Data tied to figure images
++++++++++
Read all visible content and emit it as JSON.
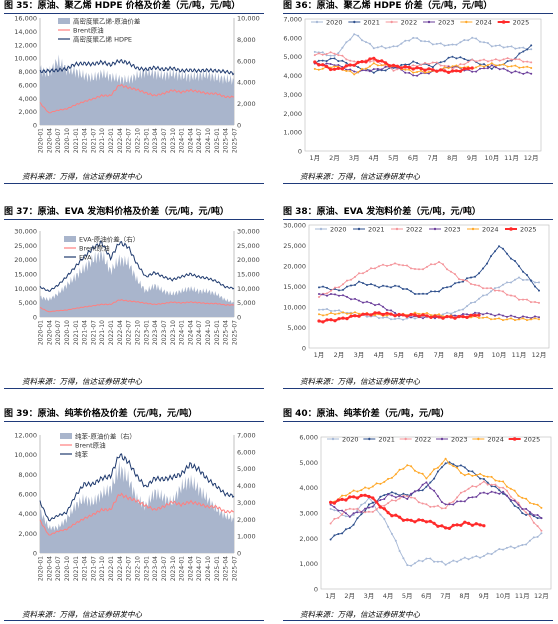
{
  "colors": {
    "brent": "#ff7f7f",
    "line_dark": "#1f3a6e",
    "area": "#a9b5cc",
    "y2020": "#a6b8d6",
    "y2021": "#2e4f8c",
    "y2022": "#f4949a",
    "y2023": "#6a3d9a",
    "y2024": "#ffa726",
    "y2025": "#ff2b2b"
  },
  "source_text": "资料来源：万得，信达证券研发中心",
  "panels": {
    "p35": {
      "title": "图 35：原油、聚乙烯 HDPE 价格及价差（元/吨，元/吨）"
    },
    "p36": {
      "title": "图 36：原油、聚乙烯 HDPE 价差（元/吨，元/吨）"
    },
    "p37": {
      "title": "图 37：原油、EVA 发泡料价格及价差（元/吨，元/吨）"
    },
    "p38": {
      "title": "图 38：原油、EVA 发泡料价差（元/吨，元/吨）"
    },
    "p39": {
      "title": "图 39：原油、纯苯价格及价差（元/吨，元/吨）"
    },
    "p40": {
      "title": "图 40：原油、纯苯价差（元/吨，元/吨）"
    }
  },
  "chart_data": [
    {
      "id": "c35",
      "type": "area",
      "legend": [
        "高密度聚乙烯-原油价差",
        "Brent原油",
        "高密度聚乙烯 HDPE"
      ],
      "y_left": {
        "min": 0,
        "max": 16000,
        "ticks": [
          "0",
          "2,000",
          "4,000",
          "6,000",
          "8,000",
          "10,000",
          "12,000",
          "14,000",
          "16,000"
        ]
      },
      "y_right": {
        "min": 0,
        "max": 10000,
        "ticks": [
          "0",
          "2,000",
          "4,000",
          "6,000",
          "8,000",
          "10,000"
        ]
      },
      "x_ticks": [
        "2020-01",
        "2020-04",
        "2020-07",
        "2020-10",
        "2021-01",
        "2021-04",
        "2021-07",
        "2021-10",
        "2022-01",
        "2022-04",
        "2022-07",
        "2022-10",
        "2023-01",
        "2023-04",
        "2023-07",
        "2023-10",
        "2024-01",
        "2024-04",
        "2024-07",
        "2024-10",
        "2025-01",
        "2025-04",
        "2025-07"
      ],
      "series": [
        {
          "name": "高密度聚乙烯-原油价差",
          "axis": "right",
          "values": [
            5200,
            4800,
            6000,
            5200,
            5000,
            4600,
            4400,
            4800,
            4500,
            4300,
            4200,
            4600,
            5000,
            4800,
            4600,
            4800,
            4600,
            4500,
            4600,
            4700,
            4400,
            4300,
            4200
          ]
        },
        {
          "name": "Brent原油",
          "axis": "left",
          "values": [
            3300,
            1800,
            2200,
            2400,
            3000,
            3500,
            3900,
            4400,
            4400,
            6000,
            5600,
            5300,
            4800,
            4400,
            4700,
            5200,
            4900,
            5200,
            5000,
            4700,
            4700,
            4200,
            4200
          ]
        },
        {
          "name": "高密度聚乙烯 HDPE",
          "axis": "left",
          "values": [
            8000,
            8100,
            8200,
            8400,
            9100,
            9200,
            9100,
            9400,
            9000,
            9600,
            9300,
            8500,
            8300,
            8600,
            8300,
            8500,
            8100,
            8200,
            8100,
            8200,
            8100,
            8000,
            7700
          ]
        }
      ]
    },
    {
      "id": "c36",
      "type": "line",
      "legend": [
        "2020",
        "2021",
        "2022",
        "2023",
        "2024",
        "2025"
      ],
      "y": {
        "min": 0,
        "max": 7000,
        "ticks": [
          "0",
          "1,000",
          "2,000",
          "3,000",
          "4,000",
          "5,000",
          "6,000",
          "7,000"
        ]
      },
      "x_ticks": [
        "1月",
        "2月",
        "3月",
        "4月",
        "5月",
        "6月",
        "7月",
        "8月",
        "9月",
        "10月",
        "11月",
        "12月"
      ],
      "series": [
        {
          "name": "2020",
          "values": [
            5300,
            5000,
            6200,
            5500,
            5500,
            6000,
            5700,
            5600,
            6000,
            5600,
            5500,
            5400
          ]
        },
        {
          "name": "2021",
          "values": [
            4700,
            4900,
            4500,
            4200,
            4400,
            4700,
            4500,
            5000,
            4800,
            4400,
            4800,
            5600
          ]
        },
        {
          "name": "2022",
          "values": [
            5100,
            5200,
            4700,
            4800,
            4300,
            4500,
            4700,
            4400,
            4800,
            4800,
            4900,
            4700
          ]
        },
        {
          "name": "2023",
          "values": [
            4600,
            4600,
            4200,
            4300,
            4500,
            4000,
            4200,
            4500,
            4200,
            4500,
            4200,
            4100
          ]
        },
        {
          "name": "2024",
          "values": [
            4300,
            4500,
            4100,
            4600,
            4500,
            4200,
            4200,
            4500,
            4400,
            4600,
            4500,
            4400
          ]
        },
        {
          "name": "2025",
          "values": [
            4700,
            4300,
            4600,
            4900,
            4500,
            4400,
            4300,
            4200,
            4400
          ]
        }
      ]
    },
    {
      "id": "c37",
      "type": "area",
      "legend": [
        "EVA-原油价差（右）",
        "Brent原油",
        "EVA"
      ],
      "y_left": {
        "min": 0,
        "max": 30000,
        "ticks": [
          "0",
          "5,000",
          "10,000",
          "15,000",
          "20,000",
          "25,000",
          "30,000"
        ]
      },
      "y_right": {
        "min": 0,
        "max": 30000,
        "ticks": [
          "0",
          "5,000",
          "10,000",
          "15,000",
          "20,000",
          "25,000",
          "30,000"
        ]
      },
      "x_ticks": [
        "2020-01",
        "2020-04",
        "2020-07",
        "2020-10",
        "2021-01",
        "2021-04",
        "2021-07",
        "2021-10",
        "2022-01",
        "2022-04",
        "2022-07",
        "2022-10",
        "2023-01",
        "2023-04",
        "2023-07",
        "2023-10",
        "2024-01",
        "2024-04",
        "2024-07",
        "2024-10",
        "2025-01",
        "2025-04",
        "2025-07"
      ],
      "series": [
        {
          "name": "EVA-原油价差（右）",
          "axis": "right",
          "values": [
            7000,
            6000,
            8000,
            11000,
            14000,
            17000,
            20000,
            22000,
            16000,
            20000,
            19000,
            13000,
            9000,
            11000,
            9000,
            8000,
            9000,
            10000,
            9000,
            9000,
            8000,
            6000,
            5000
          ]
        },
        {
          "name": "Brent原油",
          "axis": "left",
          "values": [
            3300,
            1800,
            2200,
            2400,
            3000,
            3500,
            3900,
            4400,
            4400,
            6000,
            5600,
            5300,
            4800,
            4400,
            4700,
            5200,
            4900,
            5200,
            5000,
            4700,
            4700,
            4200,
            4200
          ]
        },
        {
          "name": "EVA",
          "axis": "left",
          "values": [
            10500,
            9000,
            11000,
            14000,
            17500,
            21000,
            24000,
            26000,
            20500,
            26000,
            24500,
            18500,
            14000,
            15500,
            14000,
            13000,
            14000,
            15000,
            14000,
            13500,
            12500,
            10500,
            10000
          ]
        }
      ]
    },
    {
      "id": "c38",
      "type": "line",
      "legend": [
        "2020",
        "2021",
        "2022",
        "2023",
        "2024",
        "2025"
      ],
      "y": {
        "min": 0,
        "max": 30000,
        "ticks": [
          "0",
          "5,000",
          "10,000",
          "15,000",
          "20,000",
          "25,000",
          "30,000"
        ]
      },
      "x_ticks": [
        "1月",
        "2月",
        "3月",
        "4月",
        "5月",
        "6月",
        "7月",
        "8月",
        "9月",
        "10月",
        "11月",
        "12月"
      ],
      "series": [
        {
          "name": "2020",
          "values": [
            9500,
            9000,
            8000,
            7500,
            7000,
            7500,
            8000,
            9000,
            12000,
            15000,
            17000,
            16000
          ]
        },
        {
          "name": "2021",
          "values": [
            15000,
            14000,
            16000,
            15000,
            15000,
            13000,
            14000,
            16000,
            18000,
            25000,
            20000,
            14000
          ]
        },
        {
          "name": "2022",
          "values": [
            12500,
            15000,
            18000,
            20000,
            20500,
            19000,
            21000,
            17000,
            15000,
            14000,
            12000,
            11000
          ]
        },
        {
          "name": "2023",
          "values": [
            13000,
            13000,
            11500,
            10500,
            8000,
            7500,
            7500,
            8000,
            8500,
            8000,
            7500,
            7500
          ]
        },
        {
          "name": "2024",
          "values": [
            8000,
            8500,
            8500,
            8000,
            8000,
            8500,
            8000,
            7500,
            7500,
            7000,
            7000,
            7000
          ]
        },
        {
          "name": "2025",
          "values": [
            6500,
            7000,
            8000,
            8500,
            8000,
            8000,
            7500,
            7500,
            8000
          ]
        }
      ]
    },
    {
      "id": "c39",
      "type": "area",
      "legend": [
        "纯苯-原油价差（右）",
        "Brent原油",
        "纯苯"
      ],
      "y_left": {
        "min": 0,
        "max": 12000,
        "ticks": [
          "0",
          "2,000",
          "4,000",
          "6,000",
          "8,000",
          "10,000",
          "12,000"
        ]
      },
      "y_right": {
        "min": 0,
        "max": 7000,
        "ticks": [
          "0",
          "1,000",
          "2,000",
          "3,000",
          "4,000",
          "5,000",
          "6,000",
          "7,000"
        ]
      },
      "x_ticks": [
        "2020-01",
        "2020-04",
        "2020-07",
        "2020-10",
        "2021-01",
        "2021-04",
        "2021-07",
        "2021-10",
        "2022-01",
        "2022-04",
        "2022-07",
        "2022-10",
        "2023-01",
        "2023-04",
        "2023-07",
        "2023-10",
        "2024-01",
        "2024-04",
        "2024-07",
        "2024-10",
        "2025-01",
        "2025-04",
        "2025-07"
      ],
      "series": [
        {
          "name": "纯苯-原油价差（右）",
          "axis": "right",
          "values": [
            2500,
            1500,
            1500,
            2000,
            2800,
            3200,
            3000,
            3500,
            3800,
            5000,
            4400,
            3200,
            2800,
            3600,
            3300,
            3000,
            3900,
            4300,
            3800,
            3200,
            2600,
            2200,
            2000
          ]
        },
        {
          "name": "Brent原油",
          "axis": "left",
          "values": [
            3300,
            1800,
            2200,
            2400,
            3000,
            3500,
            3900,
            4400,
            4400,
            6000,
            5600,
            5300,
            4800,
            4400,
            4700,
            5200,
            4900,
            5200,
            5000,
            4700,
            4700,
            4200,
            4200
          ]
        },
        {
          "name": "纯苯",
          "axis": "left",
          "values": [
            5200,
            3300,
            3800,
            4100,
            5800,
            7000,
            7000,
            7600,
            7800,
            10000,
            9300,
            7800,
            6700,
            7600,
            7500,
            7700,
            8000,
            9000,
            8500,
            7500,
            6800,
            6000,
            5800
          ]
        }
      ]
    },
    {
      "id": "c40",
      "type": "line",
      "legend": [
        "2020",
        "2021",
        "2022",
        "2023",
        "2024",
        "2025"
      ],
      "y": {
        "min": 0,
        "max": 6000,
        "ticks": [
          "0",
          "1,000",
          "2,000",
          "3,000",
          "4,000",
          "5,000",
          "6,000"
        ]
      },
      "x_ticks": [
        "1月",
        "2月",
        "3月",
        "4月",
        "5月",
        "6月",
        "7月",
        "8月",
        "9月",
        "10月",
        "11月",
        "12月"
      ],
      "series": [
        {
          "name": "2020",
          "values": [
            3200,
            2800,
            3600,
            2500,
            900,
            1200,
            1000,
            1200,
            1300,
            1600,
            1700,
            2200
          ]
        },
        {
          "name": "2021",
          "values": [
            2000,
            2400,
            3300,
            3800,
            3700,
            4000,
            5000,
            4800,
            4300,
            3800,
            3000,
            2800
          ]
        },
        {
          "name": "2022",
          "values": [
            2600,
            3200,
            3000,
            3400,
            3700,
            3300,
            3200,
            3900,
            4200,
            4000,
            3200,
            2300
          ]
        },
        {
          "name": "2023",
          "values": [
            3300,
            2900,
            3200,
            3700,
            3600,
            4200,
            3300,
            3500,
            3800,
            3800,
            3200,
            2800
          ]
        },
        {
          "name": "2024",
          "values": [
            3400,
            3800,
            4000,
            4300,
            4900,
            4400,
            5100,
            4500,
            4500,
            4200,
            3600,
            3200
          ]
        },
        {
          "name": "2025",
          "values": [
            3400,
            3600,
            3700,
            3000,
            2700,
            2700,
            2400,
            2600,
            2500
          ]
        }
      ]
    }
  ]
}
++++++++++
__Stated task__. Each line in the entries above that includes the string "原油价差" should be extracted.

__Solution to the problem__.
        "高密度聚乙烯-原油价差",
          "name": "高密度聚乙烯-原油价差",
        "EVA-原油价差（右）",
          "name": "EVA-原油价差（右）",
        "纯苯-原油价差（右）",
          "name": "纯苯-原油价差（右）",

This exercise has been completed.